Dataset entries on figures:
+===+
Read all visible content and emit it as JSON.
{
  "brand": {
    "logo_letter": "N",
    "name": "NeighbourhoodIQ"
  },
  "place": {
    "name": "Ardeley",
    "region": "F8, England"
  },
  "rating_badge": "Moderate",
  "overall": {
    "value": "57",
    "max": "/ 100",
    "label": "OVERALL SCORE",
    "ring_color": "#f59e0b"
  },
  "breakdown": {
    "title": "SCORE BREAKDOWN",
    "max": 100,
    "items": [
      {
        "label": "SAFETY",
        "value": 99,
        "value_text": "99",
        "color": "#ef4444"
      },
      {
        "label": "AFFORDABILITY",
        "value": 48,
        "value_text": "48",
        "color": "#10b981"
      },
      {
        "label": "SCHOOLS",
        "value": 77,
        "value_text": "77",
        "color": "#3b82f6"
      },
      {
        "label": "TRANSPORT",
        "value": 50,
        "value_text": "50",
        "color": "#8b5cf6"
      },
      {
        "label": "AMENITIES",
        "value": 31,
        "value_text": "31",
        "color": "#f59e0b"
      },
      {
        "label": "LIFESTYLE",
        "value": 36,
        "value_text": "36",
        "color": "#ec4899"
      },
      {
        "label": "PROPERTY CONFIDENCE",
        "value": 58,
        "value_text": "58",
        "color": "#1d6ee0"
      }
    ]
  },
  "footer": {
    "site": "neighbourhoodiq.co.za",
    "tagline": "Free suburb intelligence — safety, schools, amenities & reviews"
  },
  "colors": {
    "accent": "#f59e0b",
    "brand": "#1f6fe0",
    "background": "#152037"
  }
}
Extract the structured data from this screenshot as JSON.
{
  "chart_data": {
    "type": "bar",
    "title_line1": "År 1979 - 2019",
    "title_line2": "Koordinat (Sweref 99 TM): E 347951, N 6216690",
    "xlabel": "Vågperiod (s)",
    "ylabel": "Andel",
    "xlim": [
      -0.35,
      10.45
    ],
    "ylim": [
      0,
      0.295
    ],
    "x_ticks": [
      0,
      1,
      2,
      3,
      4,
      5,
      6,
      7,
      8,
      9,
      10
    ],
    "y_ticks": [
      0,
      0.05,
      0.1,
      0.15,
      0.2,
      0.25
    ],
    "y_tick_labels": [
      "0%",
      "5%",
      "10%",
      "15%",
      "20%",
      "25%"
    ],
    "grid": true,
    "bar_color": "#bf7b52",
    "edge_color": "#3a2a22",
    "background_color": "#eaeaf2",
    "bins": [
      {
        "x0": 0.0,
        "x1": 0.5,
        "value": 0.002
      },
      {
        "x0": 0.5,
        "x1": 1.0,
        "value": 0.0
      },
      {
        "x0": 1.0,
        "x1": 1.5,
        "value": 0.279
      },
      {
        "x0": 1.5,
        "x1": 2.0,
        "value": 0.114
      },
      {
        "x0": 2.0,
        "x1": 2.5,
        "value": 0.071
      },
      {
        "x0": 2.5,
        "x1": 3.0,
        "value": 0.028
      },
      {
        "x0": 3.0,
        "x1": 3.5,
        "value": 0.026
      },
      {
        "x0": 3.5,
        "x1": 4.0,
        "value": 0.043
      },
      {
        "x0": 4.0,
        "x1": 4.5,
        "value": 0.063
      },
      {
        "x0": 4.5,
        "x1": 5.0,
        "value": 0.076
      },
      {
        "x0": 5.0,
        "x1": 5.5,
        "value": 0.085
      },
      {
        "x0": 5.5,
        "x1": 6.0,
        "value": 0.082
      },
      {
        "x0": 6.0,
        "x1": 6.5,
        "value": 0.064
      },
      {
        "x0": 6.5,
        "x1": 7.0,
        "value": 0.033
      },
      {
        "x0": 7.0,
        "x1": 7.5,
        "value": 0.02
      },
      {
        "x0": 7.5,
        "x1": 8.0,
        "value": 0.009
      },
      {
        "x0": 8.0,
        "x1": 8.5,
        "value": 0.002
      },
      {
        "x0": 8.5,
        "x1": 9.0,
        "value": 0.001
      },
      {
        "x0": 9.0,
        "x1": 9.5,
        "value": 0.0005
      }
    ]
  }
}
+===+
Written task: Write out every record, exactly as written.

Output below:
Read all visible content and emit it as JSON.
{
  "brand": {
    "logo_letter": "N",
    "name": "NeighbourhoodIQ"
  },
  "place": {
    "name": "Ardeley",
    "region": "F8, England"
  },
  "rating_badge": "Moderate",
  "overall": {
    "value": "57",
    "max": "/ 100",
    "label": "OVERALL SCORE",
    "ring_color": "#f59e0b"
  },
  "breakdown": {
    "title": "SCORE BREAKDOWN",
    "max": 100,
    "items": [
      {
        "label": "SAFETY",
        "value": 99,
        "value_text": "99",
        "color": "#ef4444"
      },
      {
        "label": "AFFORDABILITY",
        "value": 48,
        "value_text": "48",
        "color": "#10b981"
      },
      {
        "label": "SCHOOLS",
        "value": 77,
        "value_text": "77",
        "color": "#3b82f6"
      },
      {
        "label": "TRANSPORT",
        "value": 50,
        "value_text": "50",
        "color": "#8b5cf6"
      },
      {
        "label": "AMENITIES",
        "value": 31,
        "value_text": "31",
        "color": "#f59e0b"
      },
      {
        "label": "LIFESTYLE",
        "value": 36,
        "value_text": "36",
        "color": "#ec4899"
      },
      {
        "label": "PROPERTY CONFIDENCE",
        "value": 58,
        "value_text": "58",
        "color": "#1d6ee0"
      }
    ]
  },
  "footer": {
    "site": "neighbourhoodiq.co.za",
    "tagline": "Free suburb intelligence — safety, schools, amenities & reviews"
  },
  "colors": {
    "accent": "#f59e0b",
    "brand": "#1f6fe0",
    "background": "#152037"
  }
}
Extract the structured data from this screenshot as JSON.
{
  "chart_data": {
    "type": "bar",
    "title_line1": "År 1979 - 2019",
    "title_line2": "Koordinat (Sweref 99 TM): E 347951, N 6216690",
    "xlabel": "Vågperiod (s)",
    "ylabel": "Andel",
    "xlim": [
      -0.35,
      10.45
    ],
    "ylim": [
      0,
      0.295
    ],
    "x_ticks": [
      0,
      1,
      2,
      3,
      4,
      5,
      6,
      7,
      8,
      9,
      10
    ],
    "y_ticks": [
      0,
      0.05,
      0.1,
      0.15,
      0.2,
      0.25
    ],
    "y_tick_labels": [
      "0%",
      "5%",
      "10%",
      "15%",
      "20%",
      "25%"
    ],
    "grid": true,
    "bar_color": "#bf7b52",
    "edge_color": "#3a2a22",
    "background_color": "#eaeaf2",
    "bins": [
      {
        "x0": 0.0,
        "x1": 0.5,
        "value": 0.002
      },
      {
        "x0": 0.5,
        "x1": 1.0,
        "value": 0.0
      },
      {
        "x0": 1.0,
        "x1": 1.5,
        "value": 0.279
      },
      {
        "x0": 1.5,
        "x1": 2.0,
        "value": 0.114
      },
      {
        "x0": 2.0,
        "x1": 2.5,
        "value": 0.071
      },
      {
        "x0": 2.5,
        "x1": 3.0,
        "value": 0.028
      },
      {
        "x0": 3.0,
        "x1": 3.5,
        "value": 0.026
      },
      {
        "x0": 3.5,
        "x1": 4.0,
        "value": 0.043
      },
      {
        "x0": 4.0,
        "x1": 4.5,
        "value": 0.063
      },
      {
        "x0": 4.5,
        "x1": 5.0,
        "value": 0.076
      },
      {
        "x0": 5.0,
        "x1": 5.5,
        "value": 0.085
      },
      {
        "x0": 5.5,
        "x1": 6.0,
        "value": 0.082
      },
      {
        "x0": 6.0,
        "x1": 6.5,
        "value": 0.064
      },
      {
        "x0": 6.5,
        "x1": 7.0,
        "value": 0.033
      },
      {
        "x0": 7.0,
        "x1": 7.5,
        "value": 0.02
      },
      {
        "x0": 7.5,
        "x1": 8.0,
        "value": 0.009
      },
      {
        "x0": 8.0,
        "x1": 8.5,
        "value": 0.002
      },
      {
        "x0": 8.5,
        "x1": 9.0,
        "value": 0.001
      },
      {
        "x0": 9.0,
        "x1": 9.5,
        "value": 0.0005
      }
    ]
  }
}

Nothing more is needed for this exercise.